◆ EXERCISE OBJECTIVE: Within the data below, state how many lines contain the string "read". Provide the number only.

◆ DATA TO USE:
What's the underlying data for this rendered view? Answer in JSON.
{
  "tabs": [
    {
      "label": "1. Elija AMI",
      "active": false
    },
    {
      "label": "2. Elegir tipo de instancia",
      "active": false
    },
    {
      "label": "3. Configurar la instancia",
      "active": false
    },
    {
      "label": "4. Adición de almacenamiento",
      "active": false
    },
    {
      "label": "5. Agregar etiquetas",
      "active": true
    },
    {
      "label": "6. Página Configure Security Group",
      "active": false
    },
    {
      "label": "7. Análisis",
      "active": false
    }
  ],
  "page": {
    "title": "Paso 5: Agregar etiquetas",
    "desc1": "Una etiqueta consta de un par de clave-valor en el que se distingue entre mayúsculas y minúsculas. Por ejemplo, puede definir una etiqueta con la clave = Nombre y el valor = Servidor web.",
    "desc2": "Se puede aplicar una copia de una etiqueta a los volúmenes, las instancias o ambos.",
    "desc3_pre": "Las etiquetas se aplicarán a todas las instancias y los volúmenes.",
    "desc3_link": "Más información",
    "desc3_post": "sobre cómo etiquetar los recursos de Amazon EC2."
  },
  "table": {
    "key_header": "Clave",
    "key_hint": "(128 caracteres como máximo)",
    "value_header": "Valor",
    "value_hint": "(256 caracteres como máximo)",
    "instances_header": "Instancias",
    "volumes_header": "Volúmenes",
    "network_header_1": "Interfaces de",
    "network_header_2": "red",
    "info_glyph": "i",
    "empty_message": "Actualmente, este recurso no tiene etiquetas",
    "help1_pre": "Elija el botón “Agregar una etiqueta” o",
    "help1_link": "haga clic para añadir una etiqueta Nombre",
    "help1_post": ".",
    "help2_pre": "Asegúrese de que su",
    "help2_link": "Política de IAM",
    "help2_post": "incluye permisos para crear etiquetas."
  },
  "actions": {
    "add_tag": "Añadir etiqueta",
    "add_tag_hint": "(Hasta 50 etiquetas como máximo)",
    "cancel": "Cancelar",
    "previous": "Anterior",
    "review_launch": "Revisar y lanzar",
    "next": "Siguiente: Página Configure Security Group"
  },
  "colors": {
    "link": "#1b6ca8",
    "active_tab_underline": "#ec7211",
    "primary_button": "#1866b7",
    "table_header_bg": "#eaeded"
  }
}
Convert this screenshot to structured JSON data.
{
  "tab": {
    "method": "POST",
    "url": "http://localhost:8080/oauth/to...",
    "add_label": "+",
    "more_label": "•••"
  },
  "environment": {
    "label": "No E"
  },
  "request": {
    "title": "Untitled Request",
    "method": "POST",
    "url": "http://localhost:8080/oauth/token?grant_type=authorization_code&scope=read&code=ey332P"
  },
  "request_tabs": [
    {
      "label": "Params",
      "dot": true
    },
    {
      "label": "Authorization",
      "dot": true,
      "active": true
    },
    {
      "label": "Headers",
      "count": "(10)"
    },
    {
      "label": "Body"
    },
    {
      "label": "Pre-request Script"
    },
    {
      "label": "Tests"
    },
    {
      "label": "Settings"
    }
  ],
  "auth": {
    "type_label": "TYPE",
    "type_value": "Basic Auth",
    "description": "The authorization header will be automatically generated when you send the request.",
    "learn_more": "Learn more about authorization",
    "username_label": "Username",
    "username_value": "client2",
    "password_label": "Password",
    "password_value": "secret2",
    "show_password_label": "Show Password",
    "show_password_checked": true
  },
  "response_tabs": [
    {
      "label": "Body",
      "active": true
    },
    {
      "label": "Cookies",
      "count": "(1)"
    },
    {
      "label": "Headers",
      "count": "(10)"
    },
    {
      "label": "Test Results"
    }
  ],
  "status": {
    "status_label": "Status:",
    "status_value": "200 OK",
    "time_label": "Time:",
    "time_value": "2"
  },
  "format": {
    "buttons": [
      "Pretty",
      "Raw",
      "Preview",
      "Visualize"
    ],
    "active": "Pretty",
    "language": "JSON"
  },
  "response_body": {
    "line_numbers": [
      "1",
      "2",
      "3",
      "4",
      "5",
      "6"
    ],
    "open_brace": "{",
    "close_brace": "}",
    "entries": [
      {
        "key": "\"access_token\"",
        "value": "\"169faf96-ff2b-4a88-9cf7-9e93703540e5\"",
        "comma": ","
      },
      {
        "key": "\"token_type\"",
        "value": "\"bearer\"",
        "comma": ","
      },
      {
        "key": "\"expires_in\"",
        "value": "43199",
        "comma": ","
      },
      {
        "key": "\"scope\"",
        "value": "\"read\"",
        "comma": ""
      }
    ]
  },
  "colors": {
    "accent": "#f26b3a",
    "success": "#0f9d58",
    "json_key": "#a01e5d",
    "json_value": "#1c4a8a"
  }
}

◆ THE ANSWER: 2